[Records from a collection]
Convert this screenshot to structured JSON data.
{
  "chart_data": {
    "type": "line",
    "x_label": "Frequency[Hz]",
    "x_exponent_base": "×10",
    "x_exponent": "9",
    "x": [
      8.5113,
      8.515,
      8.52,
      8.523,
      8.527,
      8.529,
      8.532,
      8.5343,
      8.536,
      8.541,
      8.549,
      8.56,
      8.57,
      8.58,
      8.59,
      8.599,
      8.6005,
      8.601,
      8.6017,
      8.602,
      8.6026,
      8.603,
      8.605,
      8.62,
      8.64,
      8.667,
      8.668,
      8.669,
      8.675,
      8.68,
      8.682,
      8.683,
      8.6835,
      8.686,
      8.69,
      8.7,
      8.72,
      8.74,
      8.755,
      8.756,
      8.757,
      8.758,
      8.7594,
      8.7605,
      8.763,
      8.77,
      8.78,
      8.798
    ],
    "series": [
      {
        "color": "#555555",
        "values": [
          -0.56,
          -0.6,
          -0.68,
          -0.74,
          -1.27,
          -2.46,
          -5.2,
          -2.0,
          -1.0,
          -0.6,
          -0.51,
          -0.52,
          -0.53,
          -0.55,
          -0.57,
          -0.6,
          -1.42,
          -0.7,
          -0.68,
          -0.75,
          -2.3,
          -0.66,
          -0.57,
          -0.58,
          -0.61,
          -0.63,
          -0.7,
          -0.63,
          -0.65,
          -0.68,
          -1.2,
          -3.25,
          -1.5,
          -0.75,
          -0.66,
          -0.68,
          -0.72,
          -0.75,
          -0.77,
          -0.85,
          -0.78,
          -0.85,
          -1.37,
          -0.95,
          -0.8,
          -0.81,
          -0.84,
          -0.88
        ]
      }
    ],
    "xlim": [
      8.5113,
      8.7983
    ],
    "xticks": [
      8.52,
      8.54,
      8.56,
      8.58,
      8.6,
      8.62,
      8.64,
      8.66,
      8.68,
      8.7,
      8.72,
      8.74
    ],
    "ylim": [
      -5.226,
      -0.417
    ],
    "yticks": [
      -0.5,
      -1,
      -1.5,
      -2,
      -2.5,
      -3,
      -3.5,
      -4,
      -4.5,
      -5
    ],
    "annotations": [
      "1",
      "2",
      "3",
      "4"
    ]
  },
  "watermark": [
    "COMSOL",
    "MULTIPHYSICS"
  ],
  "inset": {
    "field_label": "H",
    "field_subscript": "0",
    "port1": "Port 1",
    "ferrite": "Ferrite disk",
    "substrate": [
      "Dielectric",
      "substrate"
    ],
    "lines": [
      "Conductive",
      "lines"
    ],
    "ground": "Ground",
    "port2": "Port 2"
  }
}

## What the task asks
Every record shown above should be written out again exactly.

## Exercise result
Convert this screenshot to structured JSON data.
{
  "chart_data": {
    "type": "line",
    "x_label": "Frequency[Hz]",
    "x_exponent_base": "×10",
    "x_exponent": "9",
    "x": [
      8.5113,
      8.515,
      8.52,
      8.523,
      8.527,
      8.529,
      8.532,
      8.5343,
      8.536,
      8.541,
      8.549,
      8.56,
      8.57,
      8.58,
      8.59,
      8.599,
      8.6005,
      8.601,
      8.6017,
      8.602,
      8.6026,
      8.603,
      8.605,
      8.62,
      8.64,
      8.667,
      8.668,
      8.669,
      8.675,
      8.68,
      8.682,
      8.683,
      8.6835,
      8.686,
      8.69,
      8.7,
      8.72,
      8.74,
      8.755,
      8.756,
      8.757,
      8.758,
      8.7594,
      8.7605,
      8.763,
      8.77,
      8.78,
      8.798
    ],
    "series": [
      {
        "color": "#555555",
        "values": [
          -0.56,
          -0.6,
          -0.68,
          -0.74,
          -1.27,
          -2.46,
          -5.2,
          -2.0,
          -1.0,
          -0.6,
          -0.51,
          -0.52,
          -0.53,
          -0.55,
          -0.57,
          -0.6,
          -1.42,
          -0.7,
          -0.68,
          -0.75,
          -2.3,
          -0.66,
          -0.57,
          -0.58,
          -0.61,
          -0.63,
          -0.7,
          -0.63,
          -0.65,
          -0.68,
          -1.2,
          -3.25,
          -1.5,
          -0.75,
          -0.66,
          -0.68,
          -0.72,
          -0.75,
          -0.77,
          -0.85,
          -0.78,
          -0.85,
          -1.37,
          -0.95,
          -0.8,
          -0.81,
          -0.84,
          -0.88
        ]
      }
    ],
    "xlim": [
      8.5113,
      8.7983
    ],
    "xticks": [
      8.52,
      8.54,
      8.56,
      8.58,
      8.6,
      8.62,
      8.64,
      8.66,
      8.68,
      8.7,
      8.72,
      8.74
    ],
    "ylim": [
      -5.226,
      -0.417
    ],
    "yticks": [
      -0.5,
      -1,
      -1.5,
      -2,
      -2.5,
      -3,
      -3.5,
      -4,
      -4.5,
      -5
    ],
    "annotations": [
      "1",
      "2",
      "3",
      "4"
    ]
  },
  "watermark": [
    "COMSOL",
    "MULTIPHYSICS"
  ],
  "inset": {
    "field_label": "H",
    "field_subscript": "0",
    "port1": "Port 1",
    "ferrite": "Ferrite disk",
    "substrate": [
      "Dielectric",
      "substrate"
    ],
    "lines": [
      "Conductive",
      "lines"
    ],
    "ground": "Ground",
    "port2": "Port 2"
  }
}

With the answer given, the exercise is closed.